> _Work to be completed_
Write out the material again word for word, dropping any images it holds.

##########

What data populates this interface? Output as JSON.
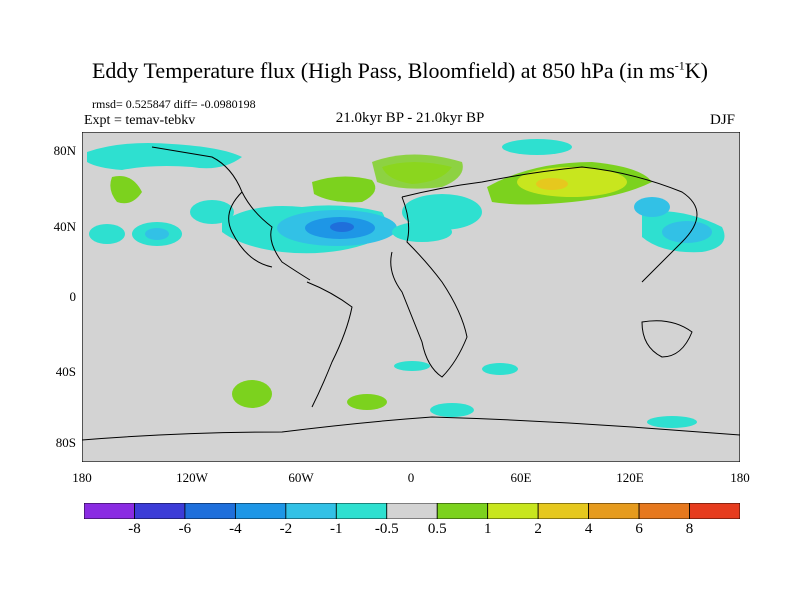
{
  "title": {
    "main": "Eddy Temperature flux (High Pass, Bloomfield) at 850 hPa (in ms",
    "sup": "-1",
    "end": "K)"
  },
  "stats_line": "rmsd= 0.525847 diff= -0.0980198",
  "expt_line": "Expt = temav-tebkv",
  "period": "21.0kyr BP - 21.0kyr BP",
  "season": "DJF",
  "y_ticks": [
    "80N",
    "40N",
    "0",
    "40S",
    "80S"
  ],
  "x_ticks": [
    "180",
    "120W",
    "60W",
    "0",
    "60E",
    "120E",
    "180"
  ],
  "colorbar": {
    "labels": [
      "-8",
      "-6",
      "-4",
      "-2",
      "-1",
      "-0.5",
      "0.5",
      "1",
      "2",
      "4",
      "6",
      "8"
    ],
    "colors": [
      "#8a2be2",
      "#3c3cd7",
      "#1f6fdb",
      "#1e96e6",
      "#32c1e6",
      "#2ee0d0",
      "#d3d3d3",
      "#7cd21e",
      "#c8e61e",
      "#e6c81e",
      "#e69b1e",
      "#e6781e",
      "#e63c1e"
    ]
  },
  "map": {
    "ocean_land_color": "#d3d3d3"
  }
}
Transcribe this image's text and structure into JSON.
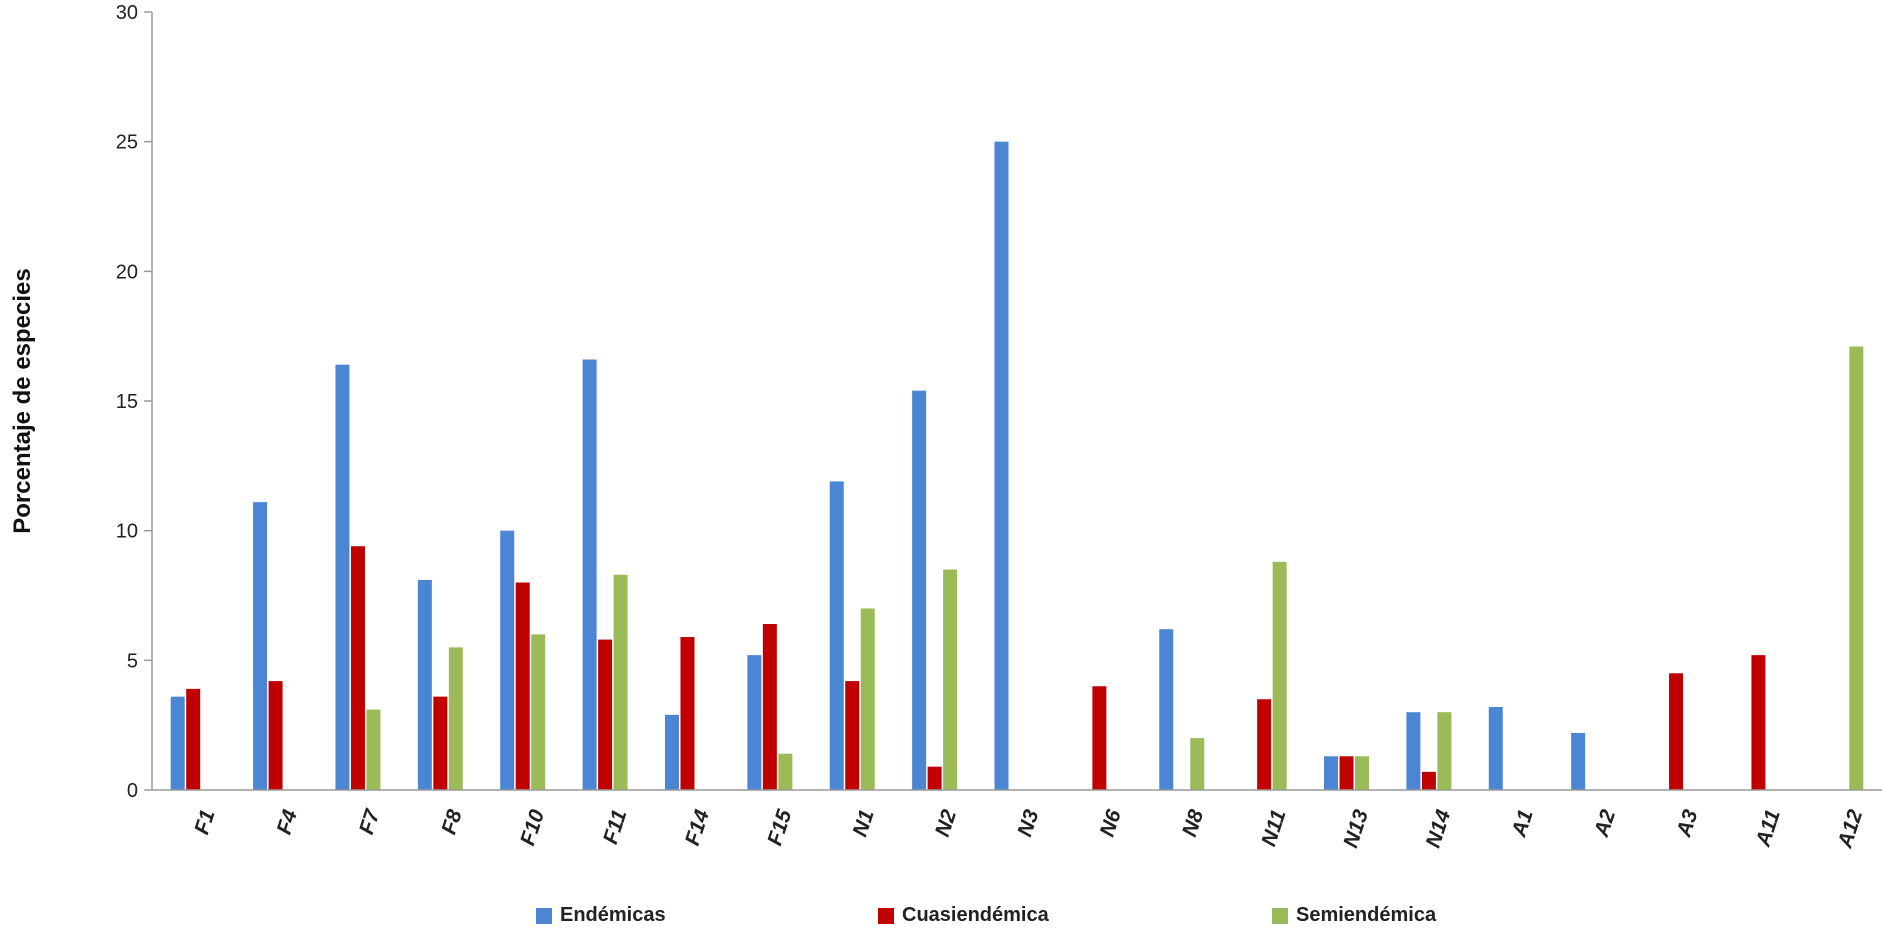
{
  "chart_data": {
    "type": "bar",
    "title": "",
    "xlabel": "",
    "ylabel": "Porcentaje de especies",
    "ylim": [
      0,
      30
    ],
    "yticks": [
      0,
      5,
      10,
      15,
      20,
      25,
      30
    ],
    "grid": false,
    "legend_position": "bottom",
    "categories": [
      "F1",
      "F4",
      "F7",
      "F8",
      "F10",
      "F11",
      "F14",
      "F15",
      "N1",
      "N2",
      "N3",
      "N6",
      "N8",
      "N11",
      "N13",
      "N14",
      "A1",
      "A2",
      "A3",
      "A11",
      "A12"
    ],
    "series": [
      {
        "name": "Endémicas",
        "color": "#4a86d4",
        "values": [
          3.6,
          11.1,
          16.4,
          8.1,
          10.0,
          16.6,
          2.9,
          5.2,
          11.9,
          15.4,
          25.0,
          0,
          6.2,
          0,
          1.3,
          3.0,
          3.2,
          2.2,
          0,
          0,
          0
        ]
      },
      {
        "name": "Cuasiendémica",
        "color": "#c00000",
        "values": [
          3.9,
          4.2,
          9.4,
          3.6,
          8.0,
          5.8,
          5.9,
          6.4,
          4.2,
          0.9,
          0,
          4.0,
          0,
          3.5,
          1.3,
          0.7,
          0,
          0,
          4.5,
          5.2,
          0
        ]
      },
      {
        "name": "Semiendémica",
        "color": "#9bbb59",
        "values": [
          0,
          0,
          3.1,
          5.5,
          6.0,
          8.3,
          0,
          1.4,
          7.0,
          8.5,
          0,
          0,
          2.0,
          8.8,
          1.3,
          3.0,
          0,
          0,
          0,
          0,
          17.1
        ]
      }
    ]
  }
}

##########

> _Full solution_
What data populates this interface? Output as JSON.
{
  "title": {
    "main": "Eddy Temperature flux (High Pass, Bloomfield) at 850 hPa (in ms",
    "sup": "-1",
    "end": "K)"
  },
  "stats_line": "rmsd= 0.525847 diff= -0.0980198",
  "expt_line": "Expt = temav-tebkv",
  "period": "21.0kyr BP - 21.0kyr BP",
  "season": "DJF",
  "y_ticks": [
    "80N",
    "40N",
    "0",
    "40S",
    "80S"
  ],
  "x_ticks": [
    "180",
    "120W",
    "60W",
    "0",
    "60E",
    "120E",
    "180"
  ],
  "colorbar": {
    "labels": [
      "-8",
      "-6",
      "-4",
      "-2",
      "-1",
      "-0.5",
      "0.5",
      "1",
      "2",
      "4",
      "6",
      "8"
    ],
    "colors": [
      "#8a2be2",
      "#3c3cd7",
      "#1f6fdb",
      "#1e96e6",
      "#32c1e6",
      "#2ee0d0",
      "#d3d3d3",
      "#7cd21e",
      "#c8e61e",
      "#e6c81e",
      "#e69b1e",
      "#e6781e",
      "#e63c1e"
    ]
  },
  "map": {
    "ocean_land_color": "#d3d3d3"
  }
}
Transcribe this image's text and structure into JSON.
{
  "chart_data": {
    "type": "bar",
    "title": "",
    "xlabel": "",
    "ylabel": "Porcentaje de especies",
    "ylim": [
      0,
      30
    ],
    "yticks": [
      0,
      5,
      10,
      15,
      20,
      25,
      30
    ],
    "grid": false,
    "legend_position": "bottom",
    "categories": [
      "F1",
      "F4",
      "F7",
      "F8",
      "F10",
      "F11",
      "F14",
      "F15",
      "N1",
      "N2",
      "N3",
      "N6",
      "N8",
      "N11",
      "N13",
      "N14",
      "A1",
      "A2",
      "A3",
      "A11",
      "A12"
    ],
    "series": [
      {
        "name": "Endémicas",
        "color": "#4a86d4",
        "values": [
          3.6,
          11.1,
          16.4,
          8.1,
          10.0,
          16.6,
          2.9,
          5.2,
          11.9,
          15.4,
          25.0,
          0,
          6.2,
          0,
          1.3,
          3.0,
          3.2,
          2.2,
          0,
          0,
          0
        ]
      },
      {
        "name": "Cuasiendémica",
        "color": "#c00000",
        "values": [
          3.9,
          4.2,
          9.4,
          3.6,
          8.0,
          5.8,
          5.9,
          6.4,
          4.2,
          0.9,
          0,
          4.0,
          0,
          3.5,
          1.3,
          0.7,
          0,
          0,
          4.5,
          5.2,
          0
        ]
      },
      {
        "name": "Semiendémica",
        "color": "#9bbb59",
        "values": [
          0,
          0,
          3.1,
          5.5,
          6.0,
          8.3,
          0,
          1.4,
          7.0,
          8.5,
          0,
          0,
          2.0,
          8.8,
          1.3,
          3.0,
          0,
          0,
          0,
          0,
          17.1
        ]
      }
    ]
  }
}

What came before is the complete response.